Rows from a figure dataset ->

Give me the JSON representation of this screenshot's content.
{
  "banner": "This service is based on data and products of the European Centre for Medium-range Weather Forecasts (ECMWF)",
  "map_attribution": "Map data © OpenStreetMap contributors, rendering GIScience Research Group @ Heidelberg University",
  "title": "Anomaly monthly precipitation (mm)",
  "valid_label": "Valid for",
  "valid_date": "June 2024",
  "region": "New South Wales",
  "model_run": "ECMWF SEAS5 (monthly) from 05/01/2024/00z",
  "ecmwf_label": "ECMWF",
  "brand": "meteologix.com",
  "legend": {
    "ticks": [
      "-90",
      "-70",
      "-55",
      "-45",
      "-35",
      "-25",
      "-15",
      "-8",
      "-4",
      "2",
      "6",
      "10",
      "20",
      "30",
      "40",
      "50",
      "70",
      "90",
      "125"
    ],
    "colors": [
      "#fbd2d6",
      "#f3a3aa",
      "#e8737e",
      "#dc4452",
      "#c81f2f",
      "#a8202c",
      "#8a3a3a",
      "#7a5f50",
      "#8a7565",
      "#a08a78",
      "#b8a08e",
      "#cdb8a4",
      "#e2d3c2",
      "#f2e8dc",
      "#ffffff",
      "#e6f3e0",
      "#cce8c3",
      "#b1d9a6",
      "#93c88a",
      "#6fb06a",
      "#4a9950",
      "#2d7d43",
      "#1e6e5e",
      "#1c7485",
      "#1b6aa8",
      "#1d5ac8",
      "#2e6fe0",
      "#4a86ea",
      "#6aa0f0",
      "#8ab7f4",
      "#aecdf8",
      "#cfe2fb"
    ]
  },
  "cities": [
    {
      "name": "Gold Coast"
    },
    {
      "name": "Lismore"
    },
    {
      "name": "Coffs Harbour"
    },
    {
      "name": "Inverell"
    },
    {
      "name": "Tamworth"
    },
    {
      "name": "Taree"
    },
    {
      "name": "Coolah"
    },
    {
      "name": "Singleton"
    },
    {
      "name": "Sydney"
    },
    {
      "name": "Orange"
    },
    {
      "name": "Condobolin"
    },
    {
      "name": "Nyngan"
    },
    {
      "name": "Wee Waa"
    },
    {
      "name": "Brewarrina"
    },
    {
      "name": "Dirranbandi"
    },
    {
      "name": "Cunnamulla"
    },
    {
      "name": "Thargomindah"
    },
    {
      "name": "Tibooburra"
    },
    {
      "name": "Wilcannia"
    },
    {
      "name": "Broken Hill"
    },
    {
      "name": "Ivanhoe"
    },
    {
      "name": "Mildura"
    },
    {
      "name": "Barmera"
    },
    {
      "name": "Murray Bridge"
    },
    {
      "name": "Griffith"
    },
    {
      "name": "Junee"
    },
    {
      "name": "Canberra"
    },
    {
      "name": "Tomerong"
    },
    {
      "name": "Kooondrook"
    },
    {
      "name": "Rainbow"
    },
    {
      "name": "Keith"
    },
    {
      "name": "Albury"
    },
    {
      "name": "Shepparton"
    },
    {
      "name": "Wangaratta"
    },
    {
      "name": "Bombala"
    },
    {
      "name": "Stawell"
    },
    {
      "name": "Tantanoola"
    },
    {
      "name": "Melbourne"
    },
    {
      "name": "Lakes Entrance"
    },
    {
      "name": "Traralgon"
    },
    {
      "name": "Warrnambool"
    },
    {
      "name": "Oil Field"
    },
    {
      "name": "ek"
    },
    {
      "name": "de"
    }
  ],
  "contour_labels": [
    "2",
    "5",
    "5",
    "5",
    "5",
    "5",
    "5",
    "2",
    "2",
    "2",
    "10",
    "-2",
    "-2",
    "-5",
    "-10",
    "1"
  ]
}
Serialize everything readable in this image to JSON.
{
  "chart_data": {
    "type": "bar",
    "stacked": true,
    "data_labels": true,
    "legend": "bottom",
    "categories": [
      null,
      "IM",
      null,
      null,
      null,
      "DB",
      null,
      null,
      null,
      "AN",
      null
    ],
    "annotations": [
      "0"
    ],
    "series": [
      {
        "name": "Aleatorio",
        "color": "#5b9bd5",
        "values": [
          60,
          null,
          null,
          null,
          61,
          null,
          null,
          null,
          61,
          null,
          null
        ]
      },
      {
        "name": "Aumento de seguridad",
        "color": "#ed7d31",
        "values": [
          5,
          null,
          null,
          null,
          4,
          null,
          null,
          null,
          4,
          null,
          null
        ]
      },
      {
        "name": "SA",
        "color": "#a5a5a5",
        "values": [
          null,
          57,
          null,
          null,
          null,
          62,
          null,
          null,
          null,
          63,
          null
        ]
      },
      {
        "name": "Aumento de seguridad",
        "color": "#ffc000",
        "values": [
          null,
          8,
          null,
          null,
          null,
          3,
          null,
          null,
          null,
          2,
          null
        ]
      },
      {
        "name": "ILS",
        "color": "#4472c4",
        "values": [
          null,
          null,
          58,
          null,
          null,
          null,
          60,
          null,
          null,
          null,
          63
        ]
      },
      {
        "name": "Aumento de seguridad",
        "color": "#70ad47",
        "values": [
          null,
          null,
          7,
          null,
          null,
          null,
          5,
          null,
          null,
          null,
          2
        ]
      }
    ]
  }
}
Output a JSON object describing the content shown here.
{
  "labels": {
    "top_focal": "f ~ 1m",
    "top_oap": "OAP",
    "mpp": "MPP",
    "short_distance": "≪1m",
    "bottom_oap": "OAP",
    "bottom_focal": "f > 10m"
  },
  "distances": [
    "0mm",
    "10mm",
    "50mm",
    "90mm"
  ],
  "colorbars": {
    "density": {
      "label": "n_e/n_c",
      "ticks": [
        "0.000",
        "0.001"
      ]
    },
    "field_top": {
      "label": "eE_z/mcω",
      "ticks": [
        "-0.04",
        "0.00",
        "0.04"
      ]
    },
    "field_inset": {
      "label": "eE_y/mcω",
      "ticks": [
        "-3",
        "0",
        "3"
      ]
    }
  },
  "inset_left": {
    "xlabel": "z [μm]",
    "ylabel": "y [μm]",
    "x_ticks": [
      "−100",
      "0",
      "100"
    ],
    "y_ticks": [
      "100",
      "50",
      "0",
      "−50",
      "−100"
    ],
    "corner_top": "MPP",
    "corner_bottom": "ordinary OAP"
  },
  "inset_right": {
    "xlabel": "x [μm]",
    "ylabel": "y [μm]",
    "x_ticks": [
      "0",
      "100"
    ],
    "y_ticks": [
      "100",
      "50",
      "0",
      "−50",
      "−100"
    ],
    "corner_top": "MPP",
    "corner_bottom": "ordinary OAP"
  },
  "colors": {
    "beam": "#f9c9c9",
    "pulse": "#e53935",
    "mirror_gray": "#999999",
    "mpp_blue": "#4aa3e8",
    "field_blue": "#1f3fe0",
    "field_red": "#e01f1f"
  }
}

TASK REQUIREMENTS -> List all lines holding the string "monthly".

CORRECT RESPONSE ->
  "title": "Anomaly monthly precipitation (mm)",
  "model_run": "ECMWF SEAS5 (monthly) from 05/01/2024/00z",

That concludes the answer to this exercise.